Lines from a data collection
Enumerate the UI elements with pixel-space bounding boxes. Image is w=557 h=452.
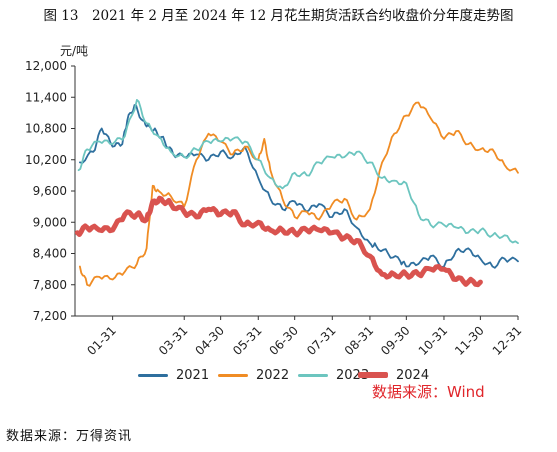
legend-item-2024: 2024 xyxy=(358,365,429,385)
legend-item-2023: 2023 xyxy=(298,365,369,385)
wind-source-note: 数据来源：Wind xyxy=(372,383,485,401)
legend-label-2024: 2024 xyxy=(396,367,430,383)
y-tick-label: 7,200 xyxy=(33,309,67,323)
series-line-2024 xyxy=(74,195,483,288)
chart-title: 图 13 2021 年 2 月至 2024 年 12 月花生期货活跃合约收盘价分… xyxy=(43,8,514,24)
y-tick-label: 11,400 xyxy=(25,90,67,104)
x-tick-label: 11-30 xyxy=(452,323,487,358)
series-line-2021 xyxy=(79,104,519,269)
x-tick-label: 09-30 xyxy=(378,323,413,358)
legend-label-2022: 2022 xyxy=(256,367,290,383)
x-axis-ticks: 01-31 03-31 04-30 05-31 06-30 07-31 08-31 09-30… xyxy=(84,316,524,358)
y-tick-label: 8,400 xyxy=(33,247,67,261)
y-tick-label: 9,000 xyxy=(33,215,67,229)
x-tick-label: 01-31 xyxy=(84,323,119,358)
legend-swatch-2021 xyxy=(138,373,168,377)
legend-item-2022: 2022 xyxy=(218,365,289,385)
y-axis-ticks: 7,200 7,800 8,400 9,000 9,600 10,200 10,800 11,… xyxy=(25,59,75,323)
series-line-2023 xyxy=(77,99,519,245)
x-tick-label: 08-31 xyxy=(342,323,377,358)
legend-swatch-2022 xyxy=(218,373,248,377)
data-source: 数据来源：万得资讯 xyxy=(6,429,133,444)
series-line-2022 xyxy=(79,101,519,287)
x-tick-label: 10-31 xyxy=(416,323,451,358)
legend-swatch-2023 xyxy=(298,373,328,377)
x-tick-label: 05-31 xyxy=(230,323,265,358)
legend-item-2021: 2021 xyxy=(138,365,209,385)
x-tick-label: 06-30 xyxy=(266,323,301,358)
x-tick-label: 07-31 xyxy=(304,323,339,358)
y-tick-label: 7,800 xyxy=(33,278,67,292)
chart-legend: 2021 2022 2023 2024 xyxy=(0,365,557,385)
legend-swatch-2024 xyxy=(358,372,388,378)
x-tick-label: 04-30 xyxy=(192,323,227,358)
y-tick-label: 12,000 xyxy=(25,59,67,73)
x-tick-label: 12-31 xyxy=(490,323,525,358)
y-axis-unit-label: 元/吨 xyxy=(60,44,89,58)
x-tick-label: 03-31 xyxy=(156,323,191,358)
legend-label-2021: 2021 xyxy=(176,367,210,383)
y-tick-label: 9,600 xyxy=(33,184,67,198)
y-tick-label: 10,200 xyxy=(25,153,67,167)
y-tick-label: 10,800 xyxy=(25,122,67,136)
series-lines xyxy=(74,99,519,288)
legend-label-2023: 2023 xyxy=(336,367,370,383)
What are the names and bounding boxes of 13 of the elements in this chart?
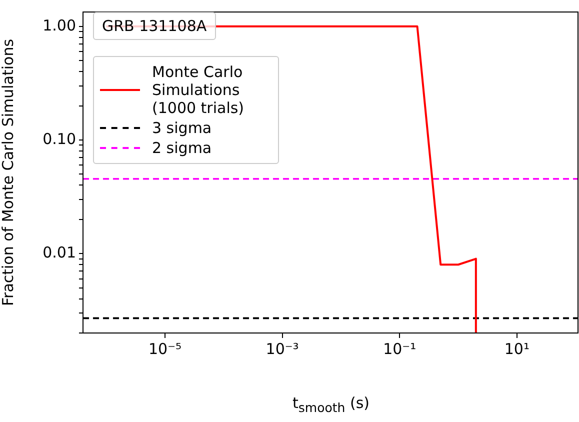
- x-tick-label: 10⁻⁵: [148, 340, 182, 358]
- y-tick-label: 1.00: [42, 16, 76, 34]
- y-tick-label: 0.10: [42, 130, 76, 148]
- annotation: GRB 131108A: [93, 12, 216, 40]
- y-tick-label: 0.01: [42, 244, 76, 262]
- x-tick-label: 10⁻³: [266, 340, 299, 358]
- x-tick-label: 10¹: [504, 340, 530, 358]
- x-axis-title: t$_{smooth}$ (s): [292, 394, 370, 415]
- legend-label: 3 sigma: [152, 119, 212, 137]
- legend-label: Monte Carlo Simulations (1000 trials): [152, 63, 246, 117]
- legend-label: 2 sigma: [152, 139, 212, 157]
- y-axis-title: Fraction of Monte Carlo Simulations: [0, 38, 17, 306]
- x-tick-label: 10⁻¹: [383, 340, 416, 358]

Requirements: Reproduce every line above word for word, omitting the pictures.

Written answer:
Enumerate the UI elements with pixel-space bounding boxes. Image is w=557 h=452.
legend-item-2024: 2024 xyxy=(358,365,429,385)
legend-item-2023: 2023 xyxy=(298,365,369,385)
wind-source-note: 数据来源：Wind xyxy=(372,383,485,401)
legend-label-2024: 2024 xyxy=(396,367,430,383)
y-tick-label: 7,200 xyxy=(33,309,67,323)
series-line-2024 xyxy=(74,195,483,288)
chart-title: 图 13 2021 年 2 月至 2024 年 12 月花生期货活跃合约收盘价分… xyxy=(43,8,514,24)
y-tick-label: 11,400 xyxy=(25,90,67,104)
x-tick-label: 11-30 xyxy=(452,323,487,358)
series-line-2021 xyxy=(79,104,519,269)
x-tick-label: 09-30 xyxy=(378,323,413,358)
legend-label-2022: 2022 xyxy=(256,367,290,383)
x-axis-ticks: 01-31 03-31 04-30 05-31 06-30 07-31 08-31 09-30… xyxy=(84,316,524,358)
y-tick-label: 8,400 xyxy=(33,247,67,261)
y-tick-label: 9,000 xyxy=(33,215,67,229)
x-tick-label: 01-31 xyxy=(84,323,119,358)
legend-swatch-2021 xyxy=(138,373,168,377)
legend-item-2022: 2022 xyxy=(218,365,289,385)
y-axis-ticks: 7,200 7,800 8,400 9,000 9,600 10,200 10,800 11,… xyxy=(25,59,75,323)
series-line-2023 xyxy=(77,99,519,245)
x-tick-label: 08-31 xyxy=(342,323,377,358)
legend-swatch-2022 xyxy=(218,373,248,377)
data-source: 数据来源：万得资讯 xyxy=(6,429,133,444)
series-line-2022 xyxy=(79,101,519,287)
x-tick-label: 10-31 xyxy=(416,323,451,358)
legend-swatch-2023 xyxy=(298,373,328,377)
x-tick-label: 05-31 xyxy=(230,323,265,358)
legend-item-2021: 2021 xyxy=(138,365,209,385)
x-tick-label: 06-30 xyxy=(266,323,301,358)
x-tick-label: 07-31 xyxy=(304,323,339,358)
y-tick-label: 7,800 xyxy=(33,278,67,292)
chart-legend: 2021 2022 2023 2024 xyxy=(0,365,557,385)
legend-swatch-2024 xyxy=(358,372,388,378)
x-tick-label: 04-30 xyxy=(192,323,227,358)
y-tick-label: 12,000 xyxy=(25,59,67,73)
x-tick-label: 12-31 xyxy=(490,323,525,358)
y-axis-unit-label: 元/吨 xyxy=(60,44,89,58)
x-tick-label: 03-31 xyxy=(156,323,191,358)
legend-label-2021: 2021 xyxy=(176,367,210,383)
y-tick-label: 9,600 xyxy=(33,184,67,198)
y-tick-label: 10,200 xyxy=(25,153,67,167)
y-tick-label: 10,800 xyxy=(25,122,67,136)
series-lines xyxy=(74,99,519,288)
legend-label-2023: 2023 xyxy=(336,367,370,383)
What are the names and bounding boxes of 13 of the elements in this chart?
- x-tick-label: 10⁻⁵: [148, 340, 182, 358]
- y-tick-label: 1.00: [42, 16, 76, 34]
- y-tick-label: 0.10: [42, 130, 76, 148]
- annotation: GRB 131108A: [93, 12, 216, 40]
- y-tick-label: 0.01: [42, 244, 76, 262]
- x-tick-label: 10⁻³: [266, 340, 299, 358]
- x-tick-label: 10¹: [504, 340, 530, 358]
- x-axis-title: t$_{smooth}$ (s): [292, 394, 370, 415]
- legend-label: 3 sigma: [152, 119, 212, 137]
- legend-label: Monte Carlo Simulations (1000 trials): [152, 63, 246, 117]
- legend-label: 2 sigma: [152, 139, 212, 157]
- y-axis-title: Fraction of Monte Carlo Simulations: [0, 38, 17, 306]
- x-tick-label: 10⁻¹: [383, 340, 416, 358]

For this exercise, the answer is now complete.